_Saved data entries_:
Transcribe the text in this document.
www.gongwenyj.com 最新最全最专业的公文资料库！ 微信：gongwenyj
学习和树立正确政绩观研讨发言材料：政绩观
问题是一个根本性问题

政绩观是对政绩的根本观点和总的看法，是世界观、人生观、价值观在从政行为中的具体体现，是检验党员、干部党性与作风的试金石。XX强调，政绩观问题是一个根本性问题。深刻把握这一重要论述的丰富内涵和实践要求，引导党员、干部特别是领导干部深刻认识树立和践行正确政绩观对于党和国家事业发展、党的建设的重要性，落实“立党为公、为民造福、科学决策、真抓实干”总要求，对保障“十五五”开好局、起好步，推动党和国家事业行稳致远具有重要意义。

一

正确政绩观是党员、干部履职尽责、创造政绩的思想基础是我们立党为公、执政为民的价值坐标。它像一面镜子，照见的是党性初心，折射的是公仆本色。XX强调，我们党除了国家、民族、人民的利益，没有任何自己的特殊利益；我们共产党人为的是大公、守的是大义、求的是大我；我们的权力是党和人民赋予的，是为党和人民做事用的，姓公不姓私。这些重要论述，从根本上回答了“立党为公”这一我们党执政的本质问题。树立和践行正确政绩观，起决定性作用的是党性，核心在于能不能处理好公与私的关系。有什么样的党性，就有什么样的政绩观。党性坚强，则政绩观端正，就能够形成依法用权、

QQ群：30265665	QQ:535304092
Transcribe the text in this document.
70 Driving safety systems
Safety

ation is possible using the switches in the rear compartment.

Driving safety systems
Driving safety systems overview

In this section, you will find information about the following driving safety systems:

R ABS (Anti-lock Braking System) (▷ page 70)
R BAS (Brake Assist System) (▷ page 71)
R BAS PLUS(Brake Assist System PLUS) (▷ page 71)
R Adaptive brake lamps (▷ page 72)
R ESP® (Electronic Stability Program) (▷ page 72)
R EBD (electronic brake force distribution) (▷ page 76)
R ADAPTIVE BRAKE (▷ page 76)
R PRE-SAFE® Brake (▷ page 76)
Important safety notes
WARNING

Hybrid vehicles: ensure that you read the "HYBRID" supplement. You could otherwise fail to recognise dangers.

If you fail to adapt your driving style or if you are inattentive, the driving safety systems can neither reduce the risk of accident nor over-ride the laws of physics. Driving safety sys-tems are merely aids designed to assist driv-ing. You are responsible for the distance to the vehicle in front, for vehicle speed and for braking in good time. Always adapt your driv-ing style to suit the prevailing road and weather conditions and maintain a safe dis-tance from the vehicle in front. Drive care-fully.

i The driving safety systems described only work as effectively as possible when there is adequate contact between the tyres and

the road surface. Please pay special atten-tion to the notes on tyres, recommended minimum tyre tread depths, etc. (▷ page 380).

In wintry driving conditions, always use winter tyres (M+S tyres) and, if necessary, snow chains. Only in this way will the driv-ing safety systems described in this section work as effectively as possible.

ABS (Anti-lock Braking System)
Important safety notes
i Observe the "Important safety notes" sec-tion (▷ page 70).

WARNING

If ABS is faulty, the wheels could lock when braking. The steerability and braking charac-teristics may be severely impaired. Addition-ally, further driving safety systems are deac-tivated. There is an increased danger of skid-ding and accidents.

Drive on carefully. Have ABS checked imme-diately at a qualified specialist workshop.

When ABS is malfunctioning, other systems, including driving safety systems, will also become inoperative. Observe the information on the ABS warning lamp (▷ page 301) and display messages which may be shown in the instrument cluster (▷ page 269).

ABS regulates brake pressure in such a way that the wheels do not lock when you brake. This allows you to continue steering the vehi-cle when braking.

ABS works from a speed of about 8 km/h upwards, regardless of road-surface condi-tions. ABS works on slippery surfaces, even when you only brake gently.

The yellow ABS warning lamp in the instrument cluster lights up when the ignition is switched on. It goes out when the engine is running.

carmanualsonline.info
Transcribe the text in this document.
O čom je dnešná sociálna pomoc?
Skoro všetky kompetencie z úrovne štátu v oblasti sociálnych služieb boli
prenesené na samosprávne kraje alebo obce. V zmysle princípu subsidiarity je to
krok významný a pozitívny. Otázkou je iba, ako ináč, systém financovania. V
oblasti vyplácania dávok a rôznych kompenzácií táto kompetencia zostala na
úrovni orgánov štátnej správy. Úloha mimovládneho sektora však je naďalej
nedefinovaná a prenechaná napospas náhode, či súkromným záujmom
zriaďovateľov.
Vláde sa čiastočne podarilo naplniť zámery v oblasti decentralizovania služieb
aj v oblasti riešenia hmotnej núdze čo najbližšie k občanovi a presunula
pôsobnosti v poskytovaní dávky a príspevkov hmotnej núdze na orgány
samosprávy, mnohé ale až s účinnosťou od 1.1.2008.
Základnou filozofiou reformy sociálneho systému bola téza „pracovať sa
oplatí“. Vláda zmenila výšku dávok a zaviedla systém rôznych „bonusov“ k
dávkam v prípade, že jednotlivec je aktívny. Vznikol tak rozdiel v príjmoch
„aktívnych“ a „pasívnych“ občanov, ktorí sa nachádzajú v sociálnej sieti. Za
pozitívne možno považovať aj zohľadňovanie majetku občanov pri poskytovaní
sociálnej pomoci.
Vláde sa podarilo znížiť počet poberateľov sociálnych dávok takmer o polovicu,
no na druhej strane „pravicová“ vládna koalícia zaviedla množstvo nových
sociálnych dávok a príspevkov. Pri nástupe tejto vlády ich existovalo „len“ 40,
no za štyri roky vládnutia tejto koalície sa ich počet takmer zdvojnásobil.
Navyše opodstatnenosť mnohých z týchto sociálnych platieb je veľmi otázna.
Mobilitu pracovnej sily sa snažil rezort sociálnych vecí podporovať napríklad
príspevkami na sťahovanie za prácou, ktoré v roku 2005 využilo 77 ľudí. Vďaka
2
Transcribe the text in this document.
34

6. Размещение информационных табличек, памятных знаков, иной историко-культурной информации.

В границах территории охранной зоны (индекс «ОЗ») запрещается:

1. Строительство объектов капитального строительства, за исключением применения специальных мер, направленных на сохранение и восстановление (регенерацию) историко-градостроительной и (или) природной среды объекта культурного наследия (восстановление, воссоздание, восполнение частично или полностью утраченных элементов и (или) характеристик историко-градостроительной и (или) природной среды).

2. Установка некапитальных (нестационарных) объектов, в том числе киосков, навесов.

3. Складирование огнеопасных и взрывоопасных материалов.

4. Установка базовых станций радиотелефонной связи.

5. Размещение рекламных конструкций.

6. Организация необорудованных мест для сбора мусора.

_Exercise_:
Reproduce every record above exactly as it appears.

_Output of the task_:
Transcribe the text in this document.
www.gongwenyj.com 最新最全最专业的公文资料库！ 微信：gongwenyj
学习和树立正确政绩观研讨发言材料：政绩观
问题是一个根本性问题

政绩观是对政绩的根本观点和总的看法，是世界观、人生观、价值观在从政行为中的具体体现，是检验党员、干部党性与作风的试金石。XX强调，政绩观问题是一个根本性问题。深刻把握这一重要论述的丰富内涵和实践要求，引导党员、干部特别是领导干部深刻认识树立和践行正确政绩观对于党和国家事业发展、党的建设的重要性，落实“立党为公、为民造福、科学决策、真抓实干”总要求，对保障“十五五”开好局、起好步，推动党和国家事业行稳致远具有重要意义。

一

正确政绩观是党员、干部履职尽责、创造政绩的思想基础是我们立党为公、执政为民的价值坐标。它像一面镜子，照见的是党性初心，折射的是公仆本色。XX强调，我们党除了国家、民族、人民的利益，没有任何自己的特殊利益；我们共产党人为的是大公、守的是大义、求的是大我；我们的权力是党和人民赋予的，是为党和人民做事用的，姓公不姓私。这些重要论述，从根本上回答了“立党为公”这一我们党执政的本质问题。树立和践行正确政绩观，起决定性作用的是党性，核心在于能不能处理好公与私的关系。有什么样的党性，就有什么样的政绩观。党性坚强，则政绩观端正，就能够形成依法用权、

QQ群：30265665	QQ:535304092
Transcribe the text in this document.
70 Driving safety systems
Safety

ation is possible using the switches in the rear compartment.

Driving safety systems
Driving safety systems overview

In this section, you will find information about the following driving safety systems:

R ABS (Anti-lock Braking System) (▷ page 70)
R BAS (Brake Assist System) (▷ page 71)
R BAS PLUS(Brake Assist System PLUS) (▷ page 71)
R Adaptive brake lamps (▷ page 72)
R ESP® (Electronic Stability Program) (▷ page 72)
R EBD (electronic brake force distribution) (▷ page 76)
R ADAPTIVE BRAKE (▷ page 76)
R PRE-SAFE® Brake (▷ page 76)
Important safety notes
WARNING

Hybrid vehicles: ensure that you read the "HYBRID" supplement. You could otherwise fail to recognise dangers.

If you fail to adapt your driving style or if you are inattentive, the driving safety systems can neither reduce the risk of accident nor over-ride the laws of physics. Driving safety sys-tems are merely aids designed to assist driv-ing. You are responsible for the distance to the vehicle in front, for vehicle speed and for braking in good time. Always adapt your driv-ing style to suit the prevailing road and weather conditions and maintain a safe dis-tance from the vehicle in front. Drive care-fully.

i The driving safety systems described only work as effectively as possible when there is adequate contact between the tyres and

the road surface. Please pay special atten-tion to the notes on tyres, recommended minimum tyre tread depths, etc. (▷ page 380).

In wintry driving conditions, always use winter tyres (M+S tyres) and, if necessary, snow chains. Only in this way will the driv-ing safety systems described in this section work as effectively as possible.

ABS (Anti-lock Braking System)
Important safety notes
i Observe the "Important safety notes" sec-tion (▷ page 70).

WARNING

If ABS is faulty, the wheels could lock when braking. The steerability and braking charac-teristics may be severely impaired. Addition-ally, further driving safety systems are deac-tivated. There is an increased danger of skid-ding and accidents.

Drive on carefully. Have ABS checked imme-diately at a qualified specialist workshop.

When ABS is malfunctioning, other systems, including driving safety systems, will also become inoperative. Observe the information on the ABS warning lamp (▷ page 301) and display messages which may be shown in the instrument cluster (▷ page 269).

ABS regulates brake pressure in such a way that the wheels do not lock when you brake. This allows you to continue steering the vehi-cle when braking.

ABS works from a speed of about 8 km/h upwards, regardless of road-surface condi-tions. ABS works on slippery surfaces, even when you only brake gently.

The yellow ABS warning lamp in the instrument cluster lights up when the ignition is switched on. It goes out when the engine is running.

carmanualsonline.info
Transcribe the text in this document.
O čom je dnešná sociálna pomoc?
Skoro všetky kompetencie z úrovne štátu v oblasti sociálnych služieb boli
prenesené na samosprávne kraje alebo obce. V zmysle princípu subsidiarity je to
krok významný a pozitívny. Otázkou je iba, ako ináč, systém financovania. V
oblasti vyplácania dávok a rôznych kompenzácií táto kompetencia zostala na
úrovni orgánov štátnej správy. Úloha mimovládneho sektora však je naďalej
nedefinovaná a prenechaná napospas náhode, či súkromným záujmom
zriaďovateľov.
Vláde sa čiastočne podarilo naplniť zámery v oblasti decentralizovania služieb
aj v oblasti riešenia hmotnej núdze čo najbližšie k občanovi a presunula
pôsobnosti v poskytovaní dávky a príspevkov hmotnej núdze na orgány
samosprávy, mnohé ale až s účinnosťou od 1.1.2008.
Základnou filozofiou reformy sociálneho systému bola téza „pracovať sa
oplatí“. Vláda zmenila výšku dávok a zaviedla systém rôznych „bonusov“ k
dávkam v prípade, že jednotlivec je aktívny. Vznikol tak rozdiel v príjmoch
„aktívnych“ a „pasívnych“ občanov, ktorí sa nachádzajú v sociálnej sieti. Za
pozitívne možno považovať aj zohľadňovanie majetku občanov pri poskytovaní
sociálnej pomoci.
Vláde sa podarilo znížiť počet poberateľov sociálnych dávok takmer o polovicu,
no na druhej strane „pravicová“ vládna koalícia zaviedla množstvo nových
sociálnych dávok a príspevkov. Pri nástupe tejto vlády ich existovalo „len“ 40,
no za štyri roky vládnutia tejto koalície sa ich počet takmer zdvojnásobil.
Navyše opodstatnenosť mnohých z týchto sociálnych platieb je veľmi otázna.
Mobilitu pracovnej sily sa snažil rezort sociálnych vecí podporovať napríklad
príspevkami na sťahovanie za prácou, ktoré v roku 2005 využilo 77 ľudí. Vďaka
2
Transcribe the text in this document.
34

6. Размещение информационных табличек, памятных знаков, иной историко-культурной информации.

В границах территории охранной зоны (индекс «ОЗ») запрещается:

1. Строительство объектов капитального строительства, за исключением применения специальных мер, направленных на сохранение и восстановление (регенерацию) историко-градостроительной и (или) природной среды объекта культурного наследия (восстановление, воссоздание, восполнение частично или полностью утраченных элементов и (или) характеристик историко-градостроительной и (или) природной среды).

2. Установка некапитальных (нестационарных) объектов, в том числе киосков, навесов.

3. Складирование огнеопасных и взрывоопасных материалов.

4. Установка базовых станций радиотелефонной связи.

5. Размещение рекламных конструкций.

6. Организация необорудованных мест для сбора мусора.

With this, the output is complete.